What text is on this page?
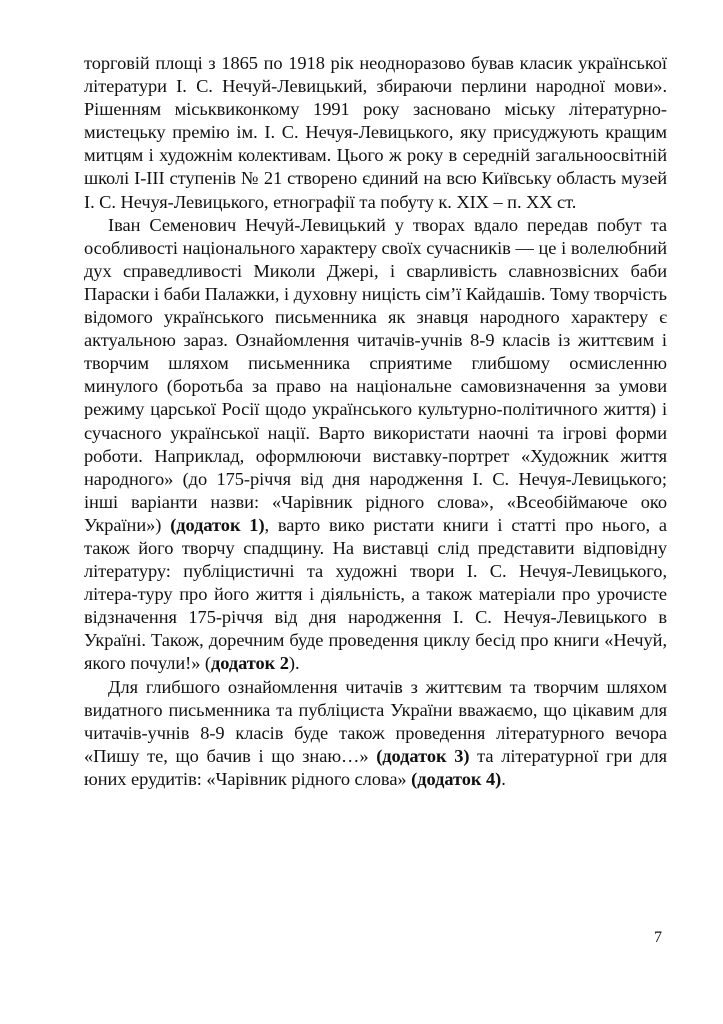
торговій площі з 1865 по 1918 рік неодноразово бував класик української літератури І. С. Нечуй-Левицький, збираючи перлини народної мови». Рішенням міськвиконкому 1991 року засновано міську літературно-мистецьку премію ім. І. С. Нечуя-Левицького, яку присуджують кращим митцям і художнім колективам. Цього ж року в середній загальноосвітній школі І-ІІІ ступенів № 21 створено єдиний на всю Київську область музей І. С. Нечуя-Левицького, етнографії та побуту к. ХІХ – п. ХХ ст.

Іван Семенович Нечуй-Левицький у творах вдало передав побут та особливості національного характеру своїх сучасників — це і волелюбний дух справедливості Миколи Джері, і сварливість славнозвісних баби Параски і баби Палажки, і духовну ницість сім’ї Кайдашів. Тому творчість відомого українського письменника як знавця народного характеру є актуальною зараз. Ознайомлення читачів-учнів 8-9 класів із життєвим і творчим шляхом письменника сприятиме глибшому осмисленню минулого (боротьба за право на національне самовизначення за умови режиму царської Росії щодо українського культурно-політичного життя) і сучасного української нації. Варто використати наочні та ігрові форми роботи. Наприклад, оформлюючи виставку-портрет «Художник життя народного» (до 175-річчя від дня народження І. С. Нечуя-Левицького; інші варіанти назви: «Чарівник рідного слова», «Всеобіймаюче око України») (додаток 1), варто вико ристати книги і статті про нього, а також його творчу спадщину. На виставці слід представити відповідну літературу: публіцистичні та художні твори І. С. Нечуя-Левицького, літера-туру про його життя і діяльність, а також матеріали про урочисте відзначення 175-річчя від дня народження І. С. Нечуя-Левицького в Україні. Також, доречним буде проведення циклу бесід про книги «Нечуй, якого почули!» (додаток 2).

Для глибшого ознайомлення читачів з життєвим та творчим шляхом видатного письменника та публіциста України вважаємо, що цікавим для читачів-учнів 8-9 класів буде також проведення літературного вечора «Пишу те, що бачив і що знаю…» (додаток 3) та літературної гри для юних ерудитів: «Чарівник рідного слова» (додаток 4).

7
---
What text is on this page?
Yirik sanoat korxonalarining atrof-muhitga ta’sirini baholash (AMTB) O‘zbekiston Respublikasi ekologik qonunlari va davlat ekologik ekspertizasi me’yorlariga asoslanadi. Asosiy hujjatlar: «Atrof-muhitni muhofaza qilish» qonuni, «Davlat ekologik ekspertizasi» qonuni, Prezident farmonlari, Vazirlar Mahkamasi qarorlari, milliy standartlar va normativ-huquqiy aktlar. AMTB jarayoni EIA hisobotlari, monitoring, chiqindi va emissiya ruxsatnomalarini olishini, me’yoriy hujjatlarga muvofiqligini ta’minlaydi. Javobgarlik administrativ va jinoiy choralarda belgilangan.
==
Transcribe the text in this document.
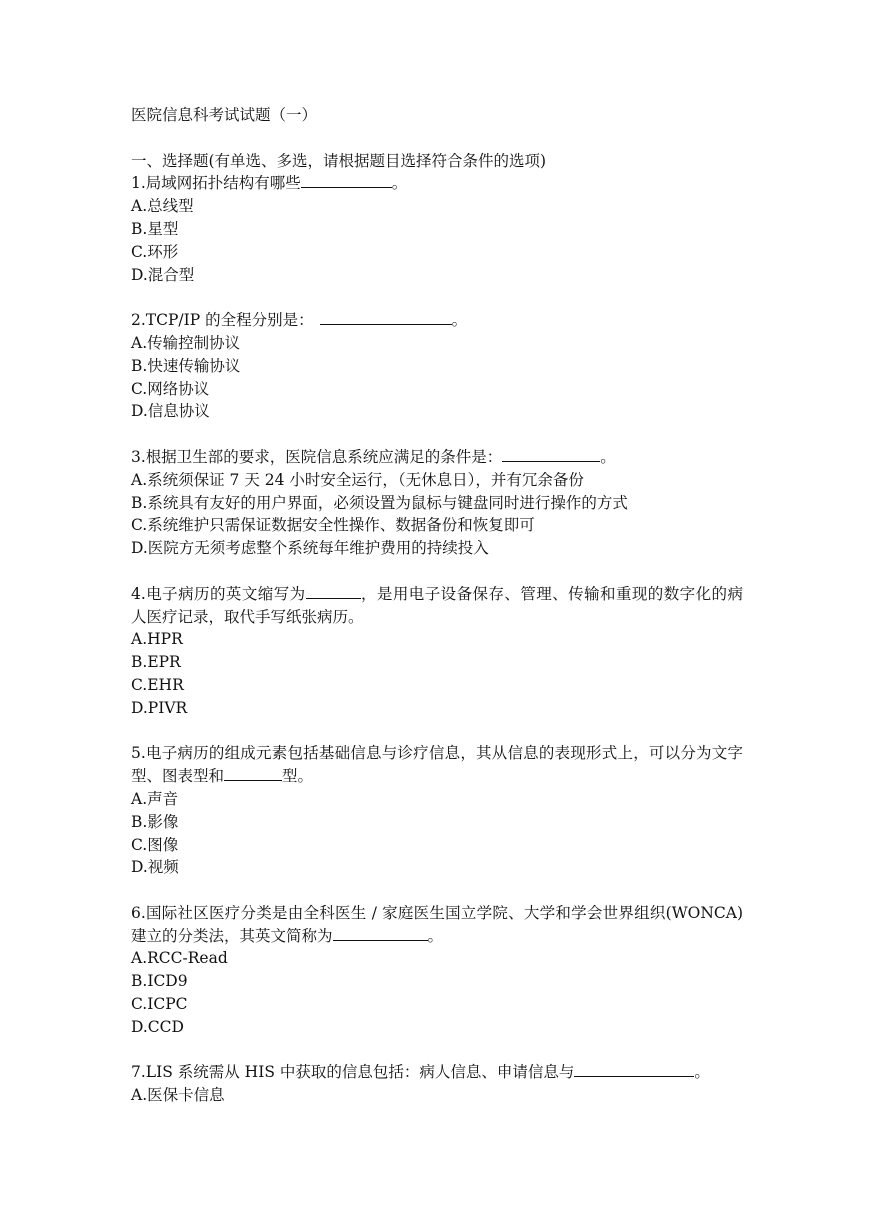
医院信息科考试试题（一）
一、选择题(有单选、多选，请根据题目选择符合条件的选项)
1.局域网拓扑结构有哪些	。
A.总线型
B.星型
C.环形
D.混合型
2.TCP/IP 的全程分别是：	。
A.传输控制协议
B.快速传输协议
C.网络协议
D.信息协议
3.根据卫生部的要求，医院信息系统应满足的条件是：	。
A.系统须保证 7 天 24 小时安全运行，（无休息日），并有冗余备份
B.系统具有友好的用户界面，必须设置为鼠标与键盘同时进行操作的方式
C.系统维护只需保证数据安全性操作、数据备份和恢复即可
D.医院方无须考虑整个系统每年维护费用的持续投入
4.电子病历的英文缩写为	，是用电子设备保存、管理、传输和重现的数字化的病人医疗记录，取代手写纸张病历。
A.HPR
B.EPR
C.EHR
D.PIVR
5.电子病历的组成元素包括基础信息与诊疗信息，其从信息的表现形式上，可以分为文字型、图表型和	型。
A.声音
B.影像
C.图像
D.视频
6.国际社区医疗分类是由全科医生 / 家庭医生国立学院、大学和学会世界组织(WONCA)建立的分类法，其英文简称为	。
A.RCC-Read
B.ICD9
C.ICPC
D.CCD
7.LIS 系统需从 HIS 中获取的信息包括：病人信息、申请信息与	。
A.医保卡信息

Exercise requirements
How many lines in the records above hold the word "Нечуя"? Give only the number.

Exercise output
2